Given request: Your copy of the material must match it exactly, except that pictures are dropped.

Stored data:

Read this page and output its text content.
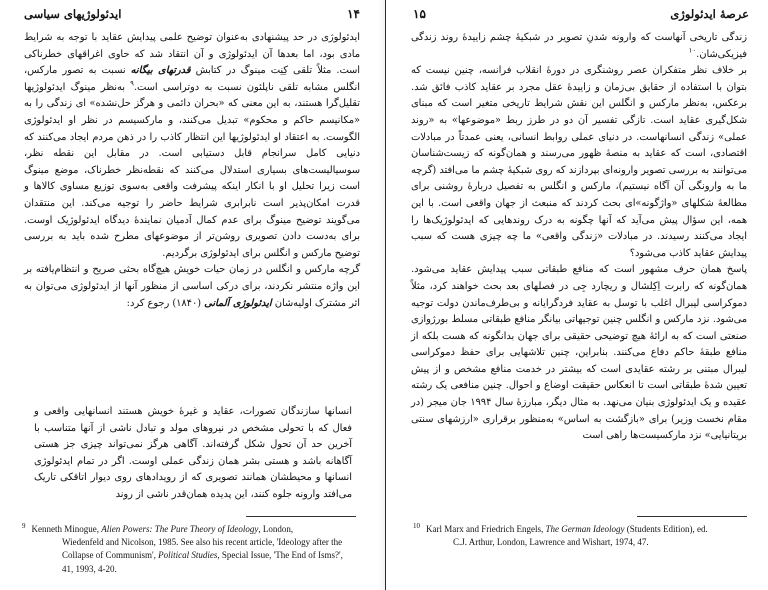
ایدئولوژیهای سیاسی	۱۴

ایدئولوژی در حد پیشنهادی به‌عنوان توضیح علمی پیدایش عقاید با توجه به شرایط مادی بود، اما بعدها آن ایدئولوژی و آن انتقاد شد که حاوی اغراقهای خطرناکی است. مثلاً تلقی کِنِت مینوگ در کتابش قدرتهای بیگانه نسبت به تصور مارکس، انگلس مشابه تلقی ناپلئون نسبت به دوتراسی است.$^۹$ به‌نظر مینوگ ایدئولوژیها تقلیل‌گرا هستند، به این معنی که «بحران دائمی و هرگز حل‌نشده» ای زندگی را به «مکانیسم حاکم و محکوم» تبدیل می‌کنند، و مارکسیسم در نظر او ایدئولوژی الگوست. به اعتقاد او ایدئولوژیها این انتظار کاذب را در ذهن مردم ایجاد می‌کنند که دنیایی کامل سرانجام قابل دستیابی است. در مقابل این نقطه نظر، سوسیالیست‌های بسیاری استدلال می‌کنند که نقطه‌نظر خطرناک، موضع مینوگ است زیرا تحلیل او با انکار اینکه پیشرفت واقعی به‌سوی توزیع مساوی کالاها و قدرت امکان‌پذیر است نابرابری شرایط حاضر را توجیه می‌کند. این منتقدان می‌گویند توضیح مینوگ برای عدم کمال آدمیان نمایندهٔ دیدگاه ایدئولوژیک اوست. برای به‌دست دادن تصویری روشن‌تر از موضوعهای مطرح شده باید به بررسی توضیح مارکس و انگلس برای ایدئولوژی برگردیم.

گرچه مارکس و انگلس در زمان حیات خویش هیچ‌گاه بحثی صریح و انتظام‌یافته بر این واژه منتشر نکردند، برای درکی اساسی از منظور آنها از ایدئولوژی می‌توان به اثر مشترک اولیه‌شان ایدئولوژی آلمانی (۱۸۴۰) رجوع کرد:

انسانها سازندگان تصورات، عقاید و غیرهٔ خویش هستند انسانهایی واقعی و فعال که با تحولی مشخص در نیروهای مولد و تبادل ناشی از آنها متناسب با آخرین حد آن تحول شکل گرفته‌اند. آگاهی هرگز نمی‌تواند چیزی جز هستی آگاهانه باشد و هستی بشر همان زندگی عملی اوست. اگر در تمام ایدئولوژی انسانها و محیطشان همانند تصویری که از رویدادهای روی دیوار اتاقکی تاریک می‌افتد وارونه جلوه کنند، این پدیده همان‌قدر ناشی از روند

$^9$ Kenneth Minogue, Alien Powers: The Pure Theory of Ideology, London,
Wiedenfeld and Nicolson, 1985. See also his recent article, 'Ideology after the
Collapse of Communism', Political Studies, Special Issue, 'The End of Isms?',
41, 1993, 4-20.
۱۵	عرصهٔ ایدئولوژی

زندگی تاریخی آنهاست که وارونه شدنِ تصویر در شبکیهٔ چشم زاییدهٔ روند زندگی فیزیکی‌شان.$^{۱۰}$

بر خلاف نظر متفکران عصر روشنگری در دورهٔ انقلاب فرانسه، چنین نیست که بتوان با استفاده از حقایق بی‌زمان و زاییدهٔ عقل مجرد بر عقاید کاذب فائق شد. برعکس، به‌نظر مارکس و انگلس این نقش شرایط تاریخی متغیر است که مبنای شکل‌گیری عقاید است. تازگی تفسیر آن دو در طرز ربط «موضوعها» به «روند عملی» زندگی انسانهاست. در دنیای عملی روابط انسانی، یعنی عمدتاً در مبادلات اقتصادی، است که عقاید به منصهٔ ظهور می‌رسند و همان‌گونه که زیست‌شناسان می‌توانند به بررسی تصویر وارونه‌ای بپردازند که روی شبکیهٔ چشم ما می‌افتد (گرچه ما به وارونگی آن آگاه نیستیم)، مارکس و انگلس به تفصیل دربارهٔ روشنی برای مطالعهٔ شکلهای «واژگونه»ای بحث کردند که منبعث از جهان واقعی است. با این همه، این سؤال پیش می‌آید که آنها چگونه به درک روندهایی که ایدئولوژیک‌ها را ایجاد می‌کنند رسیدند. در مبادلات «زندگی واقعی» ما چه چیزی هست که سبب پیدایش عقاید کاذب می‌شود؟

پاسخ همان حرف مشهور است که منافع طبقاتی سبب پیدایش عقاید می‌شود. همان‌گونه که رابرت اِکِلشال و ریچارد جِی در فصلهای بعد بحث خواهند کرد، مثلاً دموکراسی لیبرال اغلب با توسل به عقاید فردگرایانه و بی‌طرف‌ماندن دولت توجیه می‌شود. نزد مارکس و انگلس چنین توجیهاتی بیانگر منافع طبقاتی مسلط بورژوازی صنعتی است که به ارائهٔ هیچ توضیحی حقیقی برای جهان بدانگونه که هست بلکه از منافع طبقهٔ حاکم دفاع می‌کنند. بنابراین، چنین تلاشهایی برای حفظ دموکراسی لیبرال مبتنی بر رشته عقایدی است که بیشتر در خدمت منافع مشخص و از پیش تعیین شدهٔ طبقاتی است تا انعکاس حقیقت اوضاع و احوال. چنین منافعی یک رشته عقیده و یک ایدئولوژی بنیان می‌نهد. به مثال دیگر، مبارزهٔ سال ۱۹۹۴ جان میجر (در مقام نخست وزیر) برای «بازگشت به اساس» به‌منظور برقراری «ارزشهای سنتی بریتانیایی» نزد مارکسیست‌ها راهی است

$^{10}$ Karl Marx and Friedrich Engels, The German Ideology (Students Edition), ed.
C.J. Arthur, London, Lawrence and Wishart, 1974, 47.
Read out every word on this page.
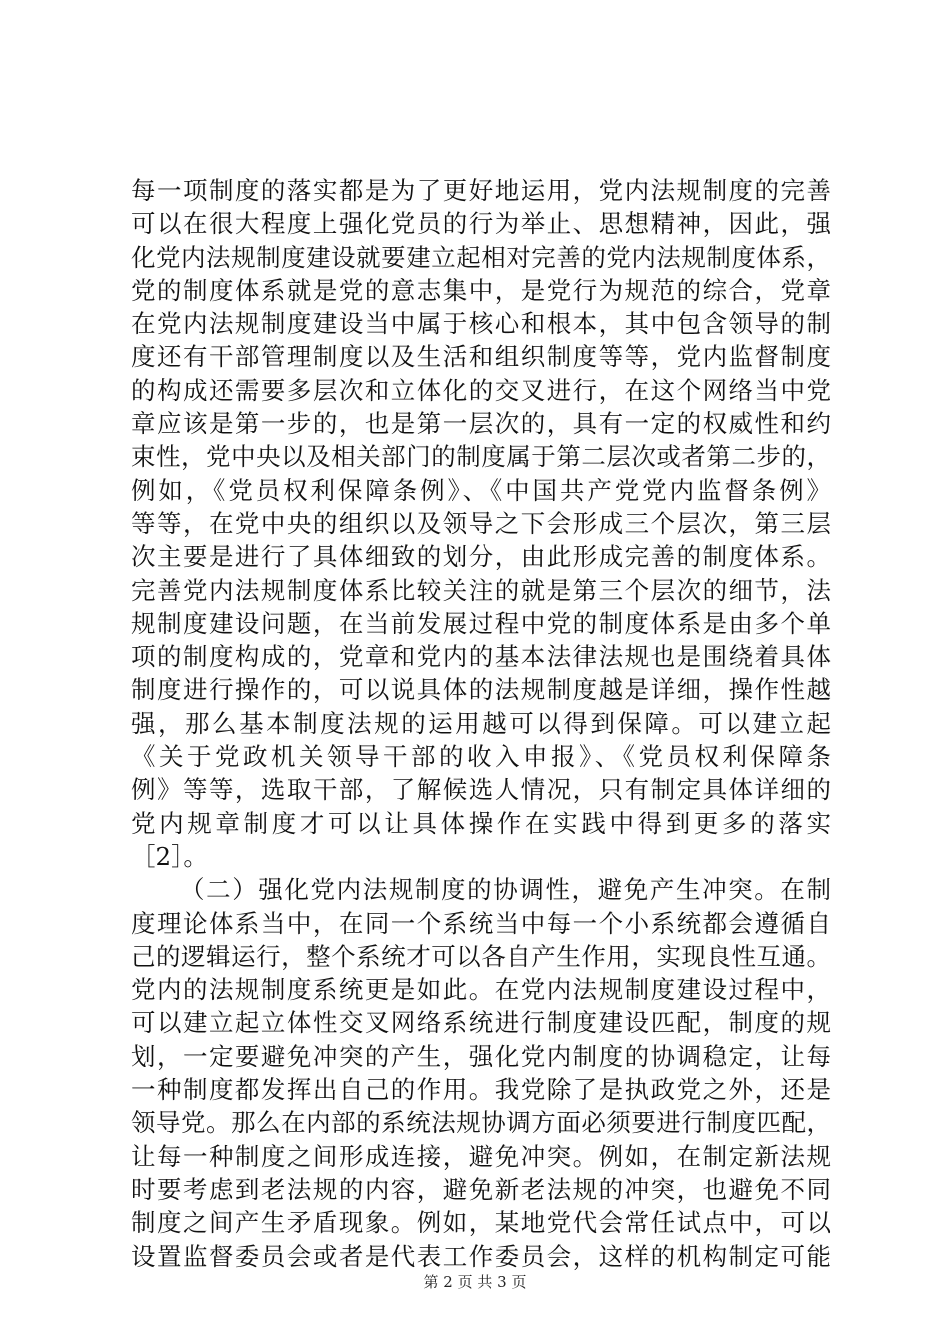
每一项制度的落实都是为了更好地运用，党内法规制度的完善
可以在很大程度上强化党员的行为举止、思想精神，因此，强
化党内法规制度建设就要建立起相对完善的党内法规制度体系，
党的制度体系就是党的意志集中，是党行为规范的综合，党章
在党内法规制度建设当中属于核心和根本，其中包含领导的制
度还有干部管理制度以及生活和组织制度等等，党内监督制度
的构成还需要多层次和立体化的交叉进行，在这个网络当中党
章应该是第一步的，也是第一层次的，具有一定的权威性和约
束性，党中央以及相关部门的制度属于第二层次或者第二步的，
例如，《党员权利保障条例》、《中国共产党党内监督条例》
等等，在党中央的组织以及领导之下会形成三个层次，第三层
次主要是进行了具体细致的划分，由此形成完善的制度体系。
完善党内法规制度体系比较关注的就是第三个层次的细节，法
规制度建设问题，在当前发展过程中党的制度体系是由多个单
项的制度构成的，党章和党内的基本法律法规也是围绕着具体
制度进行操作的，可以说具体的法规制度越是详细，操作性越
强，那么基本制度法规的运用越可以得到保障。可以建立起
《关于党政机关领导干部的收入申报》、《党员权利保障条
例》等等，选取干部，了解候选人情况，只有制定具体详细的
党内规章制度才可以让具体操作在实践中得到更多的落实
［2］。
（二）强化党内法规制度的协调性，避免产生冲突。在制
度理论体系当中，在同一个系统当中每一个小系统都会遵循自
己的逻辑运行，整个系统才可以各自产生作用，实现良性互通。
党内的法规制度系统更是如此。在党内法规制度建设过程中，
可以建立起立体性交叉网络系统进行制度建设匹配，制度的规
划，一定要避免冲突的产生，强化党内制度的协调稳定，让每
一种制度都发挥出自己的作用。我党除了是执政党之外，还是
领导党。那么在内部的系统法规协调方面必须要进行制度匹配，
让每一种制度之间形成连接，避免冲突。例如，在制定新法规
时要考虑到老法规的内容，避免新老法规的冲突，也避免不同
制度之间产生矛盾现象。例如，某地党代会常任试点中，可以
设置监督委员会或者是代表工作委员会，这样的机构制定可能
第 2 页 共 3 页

Solution to the problem:
Read this page and output its text content.
ایدئولوژیهای سیاسی	۱۴

ایدئولوژی در حد پیشنهادی به‌عنوان توضیح علمی پیدایش عقاید با توجه به شرایط مادی بود، اما بعدها آن ایدئولوژی و آن انتقاد شد که حاوی اغراقهای خطرناکی است. مثلاً تلقی کِنِت مینوگ در کتابش قدرتهای بیگانه نسبت به تصور مارکس، انگلس مشابه تلقی ناپلئون نسبت به دوتراسی است.$^۹$ به‌نظر مینوگ ایدئولوژیها تقلیل‌گرا هستند، به این معنی که «بحران دائمی و هرگز حل‌نشده» ای زندگی را به «مکانیسم حاکم و محکوم» تبدیل می‌کنند، و مارکسیسم در نظر او ایدئولوژی الگوست. به اعتقاد او ایدئولوژیها این انتظار کاذب را در ذهن مردم ایجاد می‌کنند که دنیایی کامل سرانجام قابل دستیابی است. در مقابل این نقطه نظر، سوسیالیست‌های بسیاری استدلال می‌کنند که نقطه‌نظر خطرناک، موضع مینوگ است زیرا تحلیل او با انکار اینکه پیشرفت واقعی به‌سوی توزیع مساوی کالاها و قدرت امکان‌پذیر است نابرابری شرایط حاضر را توجیه می‌کند. این منتقدان می‌گویند توضیح مینوگ برای عدم کمال آدمیان نمایندهٔ دیدگاه ایدئولوژیک اوست. برای به‌دست دادن تصویری روشن‌تر از موضوعهای مطرح شده باید به بررسی توضیح مارکس و انگلس برای ایدئولوژی برگردیم.

گرچه مارکس و انگلس در زمان حیات خویش هیچ‌گاه بحثی صریح و انتظام‌یافته بر این واژه منتشر نکردند، برای درکی اساسی از منظور آنها از ایدئولوژی می‌توان به اثر مشترک اولیه‌شان ایدئولوژی آلمانی (۱۸۴۰) رجوع کرد:

انسانها سازندگان تصورات، عقاید و غیرهٔ خویش هستند انسانهایی واقعی و فعال که با تحولی مشخص در نیروهای مولد و تبادل ناشی از آنها متناسب با آخرین حد آن تحول شکل گرفته‌اند. آگاهی هرگز نمی‌تواند چیزی جز هستی آگاهانه باشد و هستی بشر همان زندگی عملی اوست. اگر در تمام ایدئولوژی انسانها و محیطشان همانند تصویری که از رویدادهای روی دیوار اتاقکی تاریک می‌افتد وارونه جلوه کنند، این پدیده همان‌قدر ناشی از روند

$^9$ Kenneth Minogue, Alien Powers: The Pure Theory of Ideology, London,
Wiedenfeld and Nicolson, 1985. See also his recent article, 'Ideology after the
Collapse of Communism', Political Studies, Special Issue, 'The End of Isms?',
41, 1993, 4-20.
۱۵	عرصهٔ ایدئولوژی

زندگی تاریخی آنهاست که وارونه شدنِ تصویر در شبکیهٔ چشم زاییدهٔ روند زندگی فیزیکی‌شان.$^{۱۰}$

بر خلاف نظر متفکران عصر روشنگری در دورهٔ انقلاب فرانسه، چنین نیست که بتوان با استفاده از حقایق بی‌زمان و زاییدهٔ عقل مجرد بر عقاید کاذب فائق شد. برعکس، به‌نظر مارکس و انگلس این نقش شرایط تاریخی متغیر است که مبنای شکل‌گیری عقاید است. تازگی تفسیر آن دو در طرز ربط «موضوعها» به «روند عملی» زندگی انسانهاست. در دنیای عملی روابط انسانی، یعنی عمدتاً در مبادلات اقتصادی، است که عقاید به منصهٔ ظهور می‌رسند و همان‌گونه که زیست‌شناسان می‌توانند به بررسی تصویر وارونه‌ای بپردازند که روی شبکیهٔ چشم ما می‌افتد (گرچه ما به وارونگی آن آگاه نیستیم)، مارکس و انگلس به تفصیل دربارهٔ روشنی برای مطالعهٔ شکلهای «واژگونه»ای بحث کردند که منبعث از جهان واقعی است. با این همه، این سؤال پیش می‌آید که آنها چگونه به درک روندهایی که ایدئولوژیک‌ها را ایجاد می‌کنند رسیدند. در مبادلات «زندگی واقعی» ما چه چیزی هست که سبب پیدایش عقاید کاذب می‌شود؟

پاسخ همان حرف مشهور است که منافع طبقاتی سبب پیدایش عقاید می‌شود. همان‌گونه که رابرت اِکِلشال و ریچارد جِی در فصلهای بعد بحث خواهند کرد، مثلاً دموکراسی لیبرال اغلب با توسل به عقاید فردگرایانه و بی‌طرف‌ماندن دولت توجیه می‌شود. نزد مارکس و انگلس چنین توجیهاتی بیانگر منافع طبقاتی مسلط بورژوازی صنعتی است که به ارائهٔ هیچ توضیحی حقیقی برای جهان بدانگونه که هست بلکه از منافع طبقهٔ حاکم دفاع می‌کنند. بنابراین، چنین تلاشهایی برای حفظ دموکراسی لیبرال مبتنی بر رشته عقایدی است که بیشتر در خدمت منافع مشخص و از پیش تعیین شدهٔ طبقاتی است تا انعکاس حقیقت اوضاع و احوال. چنین منافعی یک رشته عقیده و یک ایدئولوژی بنیان می‌نهد. به مثال دیگر، مبارزهٔ سال ۱۹۹۴ جان میجر (در مقام نخست وزیر) برای «بازگشت به اساس» به‌منظور برقراری «ارزشهای سنتی بریتانیایی» نزد مارکسیست‌ها راهی است

$^{10}$ Karl Marx and Friedrich Engels, The German Ideology (Students Edition), ed.
C.J. Arthur, London, Lawrence and Wishart, 1974, 47.
Read out every word on this page.
每一项制度的落实都是为了更好地运用，党内法规制度的完善
可以在很大程度上强化党员的行为举止、思想精神，因此，强
化党内法规制度建设就要建立起相对完善的党内法规制度体系，
党的制度体系就是党的意志集中，是党行为规范的综合，党章
在党内法规制度建设当中属于核心和根本，其中包含领导的制
度还有干部管理制度以及生活和组织制度等等，党内监督制度
的构成还需要多层次和立体化的交叉进行，在这个网络当中党
章应该是第一步的，也是第一层次的，具有一定的权威性和约
束性，党中央以及相关部门的制度属于第二层次或者第二步的，
例如，《党员权利保障条例》、《中国共产党党内监督条例》
等等，在党中央的组织以及领导之下会形成三个层次，第三层
次主要是进行了具体细致的划分，由此形成完善的制度体系。
完善党内法规制度体系比较关注的就是第三个层次的细节，法
规制度建设问题，在当前发展过程中党的制度体系是由多个单
项的制度构成的，党章和党内的基本法律法规也是围绕着具体
制度进行操作的，可以说具体的法规制度越是详细，操作性越
强，那么基本制度法规的运用越可以得到保障。可以建立起
《关于党政机关领导干部的收入申报》、《党员权利保障条
例》等等，选取干部，了解候选人情况，只有制定具体详细的
党内规章制度才可以让具体操作在实践中得到更多的落实
［2］。
（二）强化党内法规制度的协调性，避免产生冲突。在制
度理论体系当中，在同一个系统当中每一个小系统都会遵循自
己的逻辑运行，整个系统才可以各自产生作用，实现良性互通。
党内的法规制度系统更是如此。在党内法规制度建设过程中，
可以建立起立体性交叉网络系统进行制度建设匹配，制度的规
划，一定要避免冲突的产生，强化党内制度的协调稳定，让每
一种制度都发挥出自己的作用。我党除了是执政党之外，还是
领导党。那么在内部的系统法规协调方面必须要进行制度匹配，
让每一种制度之间形成连接，避免冲突。例如，在制定新法规
时要考虑到老法规的内容，避免新老法规的冲突，也避免不同
制度之间产生矛盾现象。例如，某地党代会常任试点中，可以
设置监督委员会或者是代表工作委员会，这样的机构制定可能
第 2 页 共 3 页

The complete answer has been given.